(Element data from apps and pages)
====
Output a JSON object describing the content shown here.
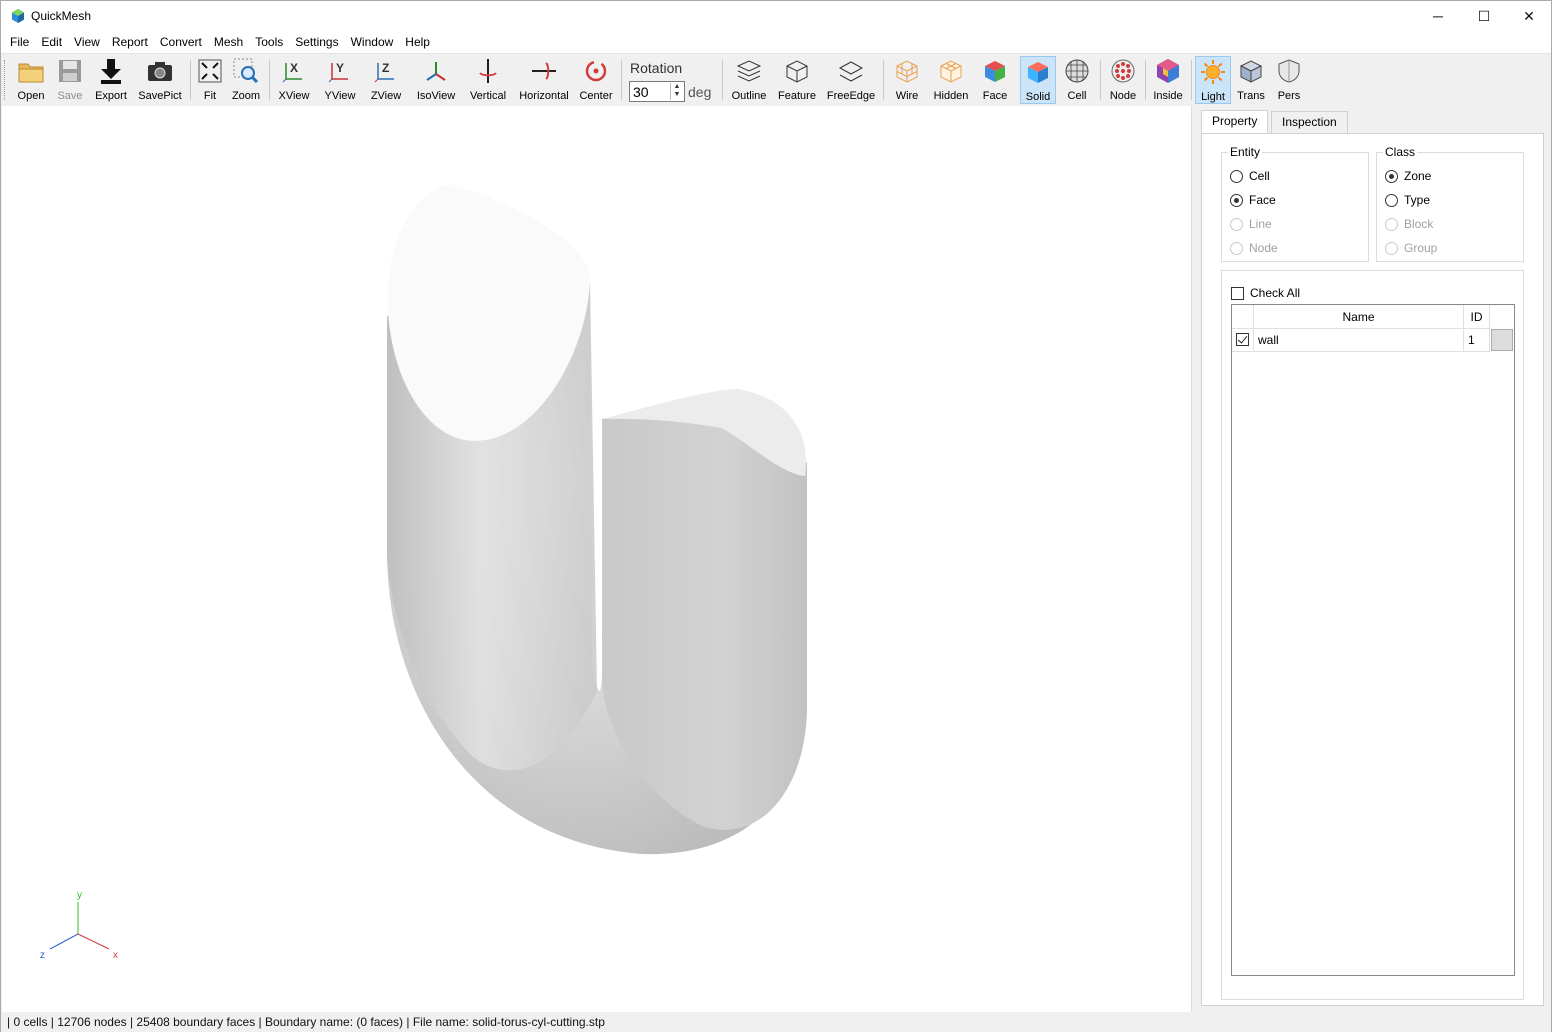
{
  "window": {
    "title": "QuickMesh",
    "minimize": "─",
    "maximize": "☐",
    "close": "✕"
  },
  "menu": [
    "File",
    "Edit",
    "View",
    "Report",
    "Convert",
    "Mesh",
    "Tools",
    "Settings",
    "Window",
    "Help"
  ],
  "toolbar": {
    "open": "Open",
    "save": "Save",
    "export": "Export",
    "savepict": "SavePict",
    "fit": "Fit",
    "zoom": "Zoom",
    "xview": "XView",
    "yview": "YView",
    "zview": "ZView",
    "isoview": "IsoView",
    "vertical": "Vertical",
    "horizontal": "Horizontal",
    "center": "Center",
    "rotation_label": "Rotation",
    "rotation_value": "30",
    "rotation_unit": "deg",
    "outline": "Outline",
    "feature": "Feature",
    "freeedge": "FreeEdge",
    "wire": "Wire",
    "hidden": "Hidden",
    "face": "Face",
    "solid": "Solid",
    "cell": "Cell",
    "node": "Node",
    "inside": "Inside",
    "light": "Light",
    "trans": "Trans",
    "pers": "Pers"
  },
  "axes": {
    "y": "y",
    "x": "x",
    "z": "z"
  },
  "panel": {
    "tabs": {
      "property": "Property",
      "inspection": "Inspection"
    },
    "entity": {
      "title": "Entity",
      "options": [
        "Cell",
        "Face",
        "Line",
        "Node"
      ],
      "selected": "Face"
    },
    "class": {
      "title": "Class",
      "options": [
        "Zone",
        "Type",
        "Block",
        "Group"
      ],
      "selected": "Zone"
    },
    "check_all": "Check All",
    "grid": {
      "headers": {
        "name": "Name",
        "id": "ID"
      },
      "rows": [
        {
          "checked": true,
          "name": "wall",
          "id": "1"
        }
      ]
    }
  },
  "status": "| 0 cells | 12706 nodes | 25408 boundary faces |  Boundary name:  (0 faces) | File name: solid-torus-cyl-cutting.stp",
  "colors": {
    "accent": "#cce4f7",
    "accent_border": "#99c9ef"
  }
}
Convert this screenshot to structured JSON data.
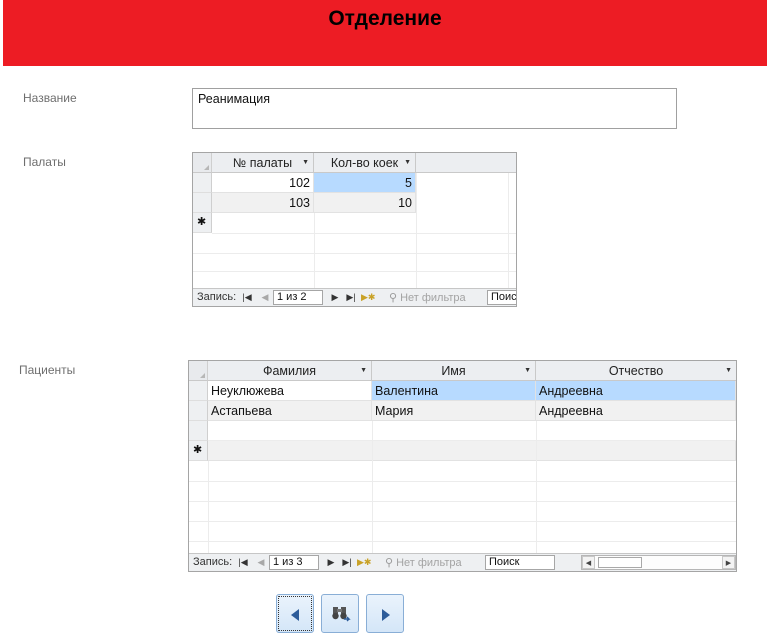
{
  "form": {
    "title": "Отделение"
  },
  "name_field": {
    "label": "Название",
    "value": "Реанимация"
  },
  "wards": {
    "label": "Палаты",
    "columns": [
      "№ палаты",
      "Кол-во коек"
    ],
    "rows": [
      {
        "number": "102",
        "beds": "5"
      },
      {
        "number": "103",
        "beds": "10"
      }
    ],
    "nav": {
      "label": "Запись:",
      "position": "1 из 2",
      "filter": "Нет фильтра",
      "search": "Поис"
    }
  },
  "patients": {
    "label": "Пациенты",
    "columns": [
      "Фамилия",
      "Имя",
      "Отчество"
    ],
    "rows": [
      {
        "last": "Неуклюжева",
        "first": "Валентина",
        "middle": "Андреевна"
      },
      {
        "last": "Астапьева",
        "first": "Мария",
        "middle": "Андреевна"
      }
    ],
    "nav": {
      "label": "Запись:",
      "position": "1 из 3",
      "filter": "Нет фильтра",
      "search": "Поиск"
    }
  },
  "buttons": {
    "prev_icon": "triangle-left-icon",
    "find_icon": "binoculars-icon",
    "next_icon": "triangle-right-icon"
  },
  "colors": {
    "header": "#ed1c24",
    "selection": "#b7daff",
    "button": "#d4e6f8"
  }
}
====
▶ Required action: What is needed is an exact reproduction of the data, pictures excluded.

▶ Reply:
Output a JSON object describing the content shown here.
{
  "window": {
    "title": "QuickMesh",
    "minimize": "─",
    "maximize": "☐",
    "close": "✕"
  },
  "menu": [
    "File",
    "Edit",
    "View",
    "Report",
    "Convert",
    "Mesh",
    "Tools",
    "Settings",
    "Window",
    "Help"
  ],
  "toolbar": {
    "open": "Open",
    "save": "Save",
    "export": "Export",
    "savepict": "SavePict",
    "fit": "Fit",
    "zoom": "Zoom",
    "xview": "XView",
    "yview": "YView",
    "zview": "ZView",
    "isoview": "IsoView",
    "vertical": "Vertical",
    "horizontal": "Horizontal",
    "center": "Center",
    "rotation_label": "Rotation",
    "rotation_value": "30",
    "rotation_unit": "deg",
    "outline": "Outline",
    "feature": "Feature",
    "freeedge": "FreeEdge",
    "wire": "Wire",
    "hidden": "Hidden",
    "face": "Face",
    "solid": "Solid",
    "cell": "Cell",
    "node": "Node",
    "inside": "Inside",
    "light": "Light",
    "trans": "Trans",
    "pers": "Pers"
  },
  "axes": {
    "y": "y",
    "x": "x",
    "z": "z"
  },
  "panel": {
    "tabs": {
      "property": "Property",
      "inspection": "Inspection"
    },
    "entity": {
      "title": "Entity",
      "options": [
        "Cell",
        "Face",
        "Line",
        "Node"
      ],
      "selected": "Face"
    },
    "class": {
      "title": "Class",
      "options": [
        "Zone",
        "Type",
        "Block",
        "Group"
      ],
      "selected": "Zone"
    },
    "check_all": "Check All",
    "grid": {
      "headers": {
        "name": "Name",
        "id": "ID"
      },
      "rows": [
        {
          "checked": true,
          "name": "wall",
          "id": "1"
        }
      ]
    }
  },
  "status": "| 0 cells | 12706 nodes | 25408 boundary faces |  Boundary name:  (0 faces) | File name: solid-torus-cyl-cutting.stp",
  "colors": {
    "accent": "#cce4f7",
    "accent_border": "#99c9ef"
  }
}
Convert this screenshot to structured JSON data.
{
  "form": {
    "title": "Отделение"
  },
  "name_field": {
    "label": "Название",
    "value": "Реанимация"
  },
  "wards": {
    "label": "Палаты",
    "columns": [
      "№ палаты",
      "Кол-во коек"
    ],
    "rows": [
      {
        "number": "102",
        "beds": "5"
      },
      {
        "number": "103",
        "beds": "10"
      }
    ],
    "nav": {
      "label": "Запись:",
      "position": "1 из 2",
      "filter": "Нет фильтра",
      "search": "Поис"
    }
  },
  "patients": {
    "label": "Пациенты",
    "columns": [
      "Фамилия",
      "Имя",
      "Отчество"
    ],
    "rows": [
      {
        "last": "Неуклюжева",
        "first": "Валентина",
        "middle": "Андреевна"
      },
      {
        "last": "Астапьева",
        "first": "Мария",
        "middle": "Андреевна"
      }
    ],
    "nav": {
      "label": "Запись:",
      "position": "1 из 3",
      "filter": "Нет фильтра",
      "search": "Поиск"
    }
  },
  "buttons": {
    "prev_icon": "triangle-left-icon",
    "find_icon": "binoculars-icon",
    "next_icon": "triangle-right-icon"
  },
  "colors": {
    "header": "#ed1c24",
    "selection": "#b7daff",
    "button": "#d4e6f8"
  }
}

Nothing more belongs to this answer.